>> START Material
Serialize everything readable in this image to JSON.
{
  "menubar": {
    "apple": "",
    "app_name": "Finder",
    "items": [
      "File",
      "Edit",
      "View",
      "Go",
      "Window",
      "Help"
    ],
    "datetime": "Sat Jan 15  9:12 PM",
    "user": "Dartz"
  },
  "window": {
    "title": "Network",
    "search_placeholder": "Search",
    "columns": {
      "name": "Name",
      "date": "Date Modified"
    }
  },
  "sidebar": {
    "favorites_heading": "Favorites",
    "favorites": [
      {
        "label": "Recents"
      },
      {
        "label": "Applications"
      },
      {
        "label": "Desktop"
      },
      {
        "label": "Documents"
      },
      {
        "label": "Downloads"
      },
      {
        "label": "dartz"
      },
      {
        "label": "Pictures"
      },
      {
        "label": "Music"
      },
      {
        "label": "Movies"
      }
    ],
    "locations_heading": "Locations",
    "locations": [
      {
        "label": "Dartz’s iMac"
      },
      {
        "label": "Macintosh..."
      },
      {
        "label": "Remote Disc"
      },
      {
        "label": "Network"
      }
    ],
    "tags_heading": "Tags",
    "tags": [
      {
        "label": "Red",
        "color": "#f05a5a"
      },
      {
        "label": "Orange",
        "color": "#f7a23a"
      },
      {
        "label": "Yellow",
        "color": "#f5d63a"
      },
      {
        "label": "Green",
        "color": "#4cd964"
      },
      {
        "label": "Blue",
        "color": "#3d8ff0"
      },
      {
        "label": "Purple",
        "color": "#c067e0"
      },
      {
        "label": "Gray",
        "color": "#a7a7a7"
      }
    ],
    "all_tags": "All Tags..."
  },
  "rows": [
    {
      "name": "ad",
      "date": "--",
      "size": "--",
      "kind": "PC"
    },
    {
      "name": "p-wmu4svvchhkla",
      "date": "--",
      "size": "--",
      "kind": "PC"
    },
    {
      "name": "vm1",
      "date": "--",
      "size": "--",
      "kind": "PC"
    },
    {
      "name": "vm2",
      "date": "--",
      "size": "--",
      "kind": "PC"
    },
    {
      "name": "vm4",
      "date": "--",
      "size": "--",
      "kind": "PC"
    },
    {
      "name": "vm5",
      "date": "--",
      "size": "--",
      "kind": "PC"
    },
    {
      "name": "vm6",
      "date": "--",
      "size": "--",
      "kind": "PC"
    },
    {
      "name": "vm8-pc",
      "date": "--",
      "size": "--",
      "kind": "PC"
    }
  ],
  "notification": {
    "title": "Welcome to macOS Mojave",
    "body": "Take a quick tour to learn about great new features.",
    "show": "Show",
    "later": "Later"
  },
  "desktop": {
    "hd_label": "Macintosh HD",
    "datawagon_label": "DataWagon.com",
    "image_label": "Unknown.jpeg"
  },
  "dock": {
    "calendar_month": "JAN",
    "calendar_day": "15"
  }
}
>> END Material
◆ **Short problem**:
Using the data above, output each line exactly.

◆ **Response**:
Serialize everything readable in this image to JSON.
{
  "menubar": {
    "apple": "",
    "app_name": "Finder",
    "items": [
      "File",
      "Edit",
      "View",
      "Go",
      "Window",
      "Help"
    ],
    "datetime": "Sat Jan 15  9:12 PM",
    "user": "Dartz"
  },
  "window": {
    "title": "Network",
    "search_placeholder": "Search",
    "columns": {
      "name": "Name",
      "date": "Date Modified"
    }
  },
  "sidebar": {
    "favorites_heading": "Favorites",
    "favorites": [
      {
        "label": "Recents"
      },
      {
        "label": "Applications"
      },
      {
        "label": "Desktop"
      },
      {
        "label": "Documents"
      },
      {
        "label": "Downloads"
      },
      {
        "label": "dartz"
      },
      {
        "label": "Pictures"
      },
      {
        "label": "Music"
      },
      {
        "label": "Movies"
      }
    ],
    "locations_heading": "Locations",
    "locations": [
      {
        "label": "Dartz’s iMac"
      },
      {
        "label": "Macintosh..."
      },
      {
        "label": "Remote Disc"
      },
      {
        "label": "Network"
      }
    ],
    "tags_heading": "Tags",
    "tags": [
      {
        "label": "Red",
        "color": "#f05a5a"
      },
      {
        "label": "Orange",
        "color": "#f7a23a"
      },
      {
        "label": "Yellow",
        "color": "#f5d63a"
      },
      {
        "label": "Green",
        "color": "#4cd964"
      },
      {
        "label": "Blue",
        "color": "#3d8ff0"
      },
      {
        "label": "Purple",
        "color": "#c067e0"
      },
      {
        "label": "Gray",
        "color": "#a7a7a7"
      }
    ],
    "all_tags": "All Tags..."
  },
  "rows": [
    {
      "name": "ad",
      "date": "--",
      "size": "--",
      "kind": "PC"
    },
    {
      "name": "p-wmu4svvchhkla",
      "date": "--",
      "size": "--",
      "kind": "PC"
    },
    {
      "name": "vm1",
      "date": "--",
      "size": "--",
      "kind": "PC"
    },
    {
      "name": "vm2",
      "date": "--",
      "size": "--",
      "kind": "PC"
    },
    {
      "name": "vm4",
      "date": "--",
      "size": "--",
      "kind": "PC"
    },
    {
      "name": "vm5",
      "date": "--",
      "size": "--",
      "kind": "PC"
    },
    {
      "name": "vm6",
      "date": "--",
      "size": "--",
      "kind": "PC"
    },
    {
      "name": "vm8-pc",
      "date": "--",
      "size": "--",
      "kind": "PC"
    }
  ],
  "notification": {
    "title": "Welcome to macOS Mojave",
    "body": "Take a quick tour to learn about great new features.",
    "show": "Show",
    "later": "Later"
  },
  "desktop": {
    "hd_label": "Macintosh HD",
    "datawagon_label": "DataWagon.com",
    "image_label": "Unknown.jpeg"
  },
  "dock": {
    "calendar_month": "JAN",
    "calendar_day": "15"
  }
}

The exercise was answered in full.